Give back a single number, the count of lines containing the word "Stack".

▶ [DATA TO PROCESS]
------------------------------------------------------------------------

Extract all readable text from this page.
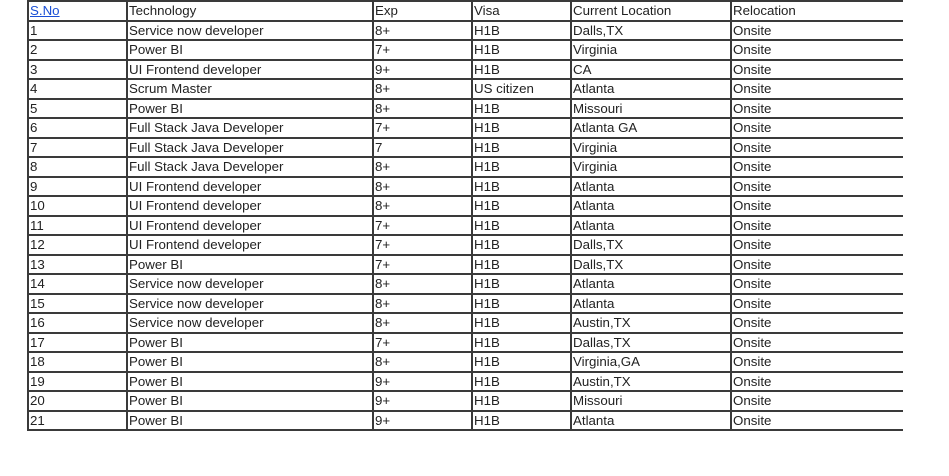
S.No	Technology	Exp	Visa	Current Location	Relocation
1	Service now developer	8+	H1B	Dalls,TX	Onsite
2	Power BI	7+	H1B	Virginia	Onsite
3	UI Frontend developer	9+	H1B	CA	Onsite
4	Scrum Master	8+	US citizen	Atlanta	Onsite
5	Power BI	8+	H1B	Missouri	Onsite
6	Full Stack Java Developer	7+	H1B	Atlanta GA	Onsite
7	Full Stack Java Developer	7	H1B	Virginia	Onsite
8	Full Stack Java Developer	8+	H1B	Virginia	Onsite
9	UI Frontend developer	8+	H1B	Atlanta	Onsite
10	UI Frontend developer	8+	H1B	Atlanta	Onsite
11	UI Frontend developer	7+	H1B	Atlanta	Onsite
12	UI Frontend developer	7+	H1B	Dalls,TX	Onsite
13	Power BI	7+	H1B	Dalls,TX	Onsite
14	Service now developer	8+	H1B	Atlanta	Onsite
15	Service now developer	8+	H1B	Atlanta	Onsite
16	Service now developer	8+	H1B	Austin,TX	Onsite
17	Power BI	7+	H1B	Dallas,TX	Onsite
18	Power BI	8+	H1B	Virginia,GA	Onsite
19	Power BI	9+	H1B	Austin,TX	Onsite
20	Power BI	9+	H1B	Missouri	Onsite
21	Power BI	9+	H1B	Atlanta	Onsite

------------------------------------------------------------------------

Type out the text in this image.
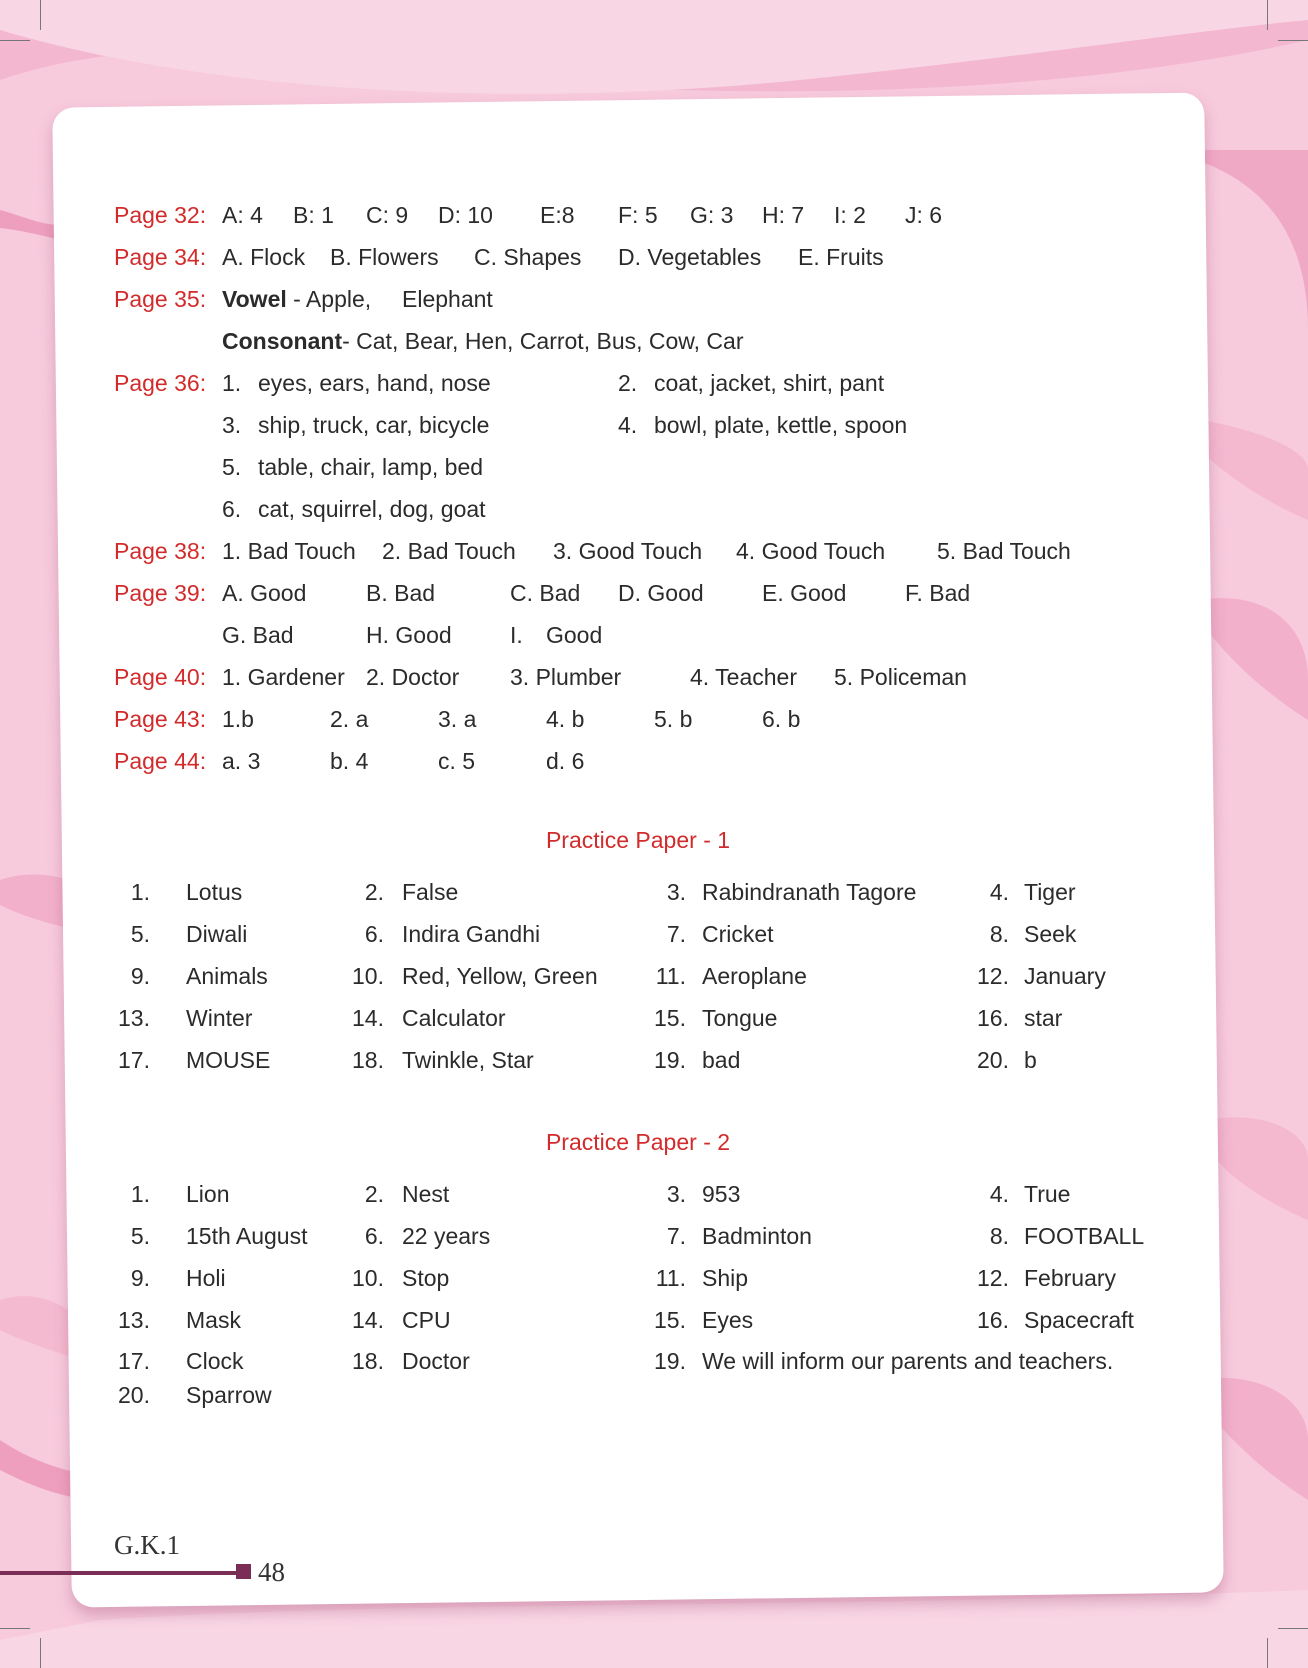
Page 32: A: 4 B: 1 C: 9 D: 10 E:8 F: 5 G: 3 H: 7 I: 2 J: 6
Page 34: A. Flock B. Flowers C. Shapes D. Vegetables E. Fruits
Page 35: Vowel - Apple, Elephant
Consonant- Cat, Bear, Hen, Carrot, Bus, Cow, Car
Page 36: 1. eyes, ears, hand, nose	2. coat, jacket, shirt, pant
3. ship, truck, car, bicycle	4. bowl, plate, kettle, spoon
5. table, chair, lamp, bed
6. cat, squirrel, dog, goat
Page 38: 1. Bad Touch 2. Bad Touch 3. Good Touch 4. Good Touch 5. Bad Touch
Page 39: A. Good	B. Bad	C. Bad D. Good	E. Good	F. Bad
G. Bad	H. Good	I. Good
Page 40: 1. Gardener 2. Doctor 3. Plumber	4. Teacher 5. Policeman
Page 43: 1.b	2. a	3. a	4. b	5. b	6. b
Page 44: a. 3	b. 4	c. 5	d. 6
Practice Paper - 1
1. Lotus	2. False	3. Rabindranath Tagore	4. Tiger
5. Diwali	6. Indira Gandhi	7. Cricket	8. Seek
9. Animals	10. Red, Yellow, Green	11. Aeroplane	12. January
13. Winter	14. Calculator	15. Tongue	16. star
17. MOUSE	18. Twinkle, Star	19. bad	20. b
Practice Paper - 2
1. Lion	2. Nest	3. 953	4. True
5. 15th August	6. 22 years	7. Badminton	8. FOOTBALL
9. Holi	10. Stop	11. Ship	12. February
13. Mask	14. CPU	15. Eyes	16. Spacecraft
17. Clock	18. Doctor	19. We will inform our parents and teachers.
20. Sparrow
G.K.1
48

------------------------------------------------------------------------

▶ [ANSWER TO THE PROBLEM] 3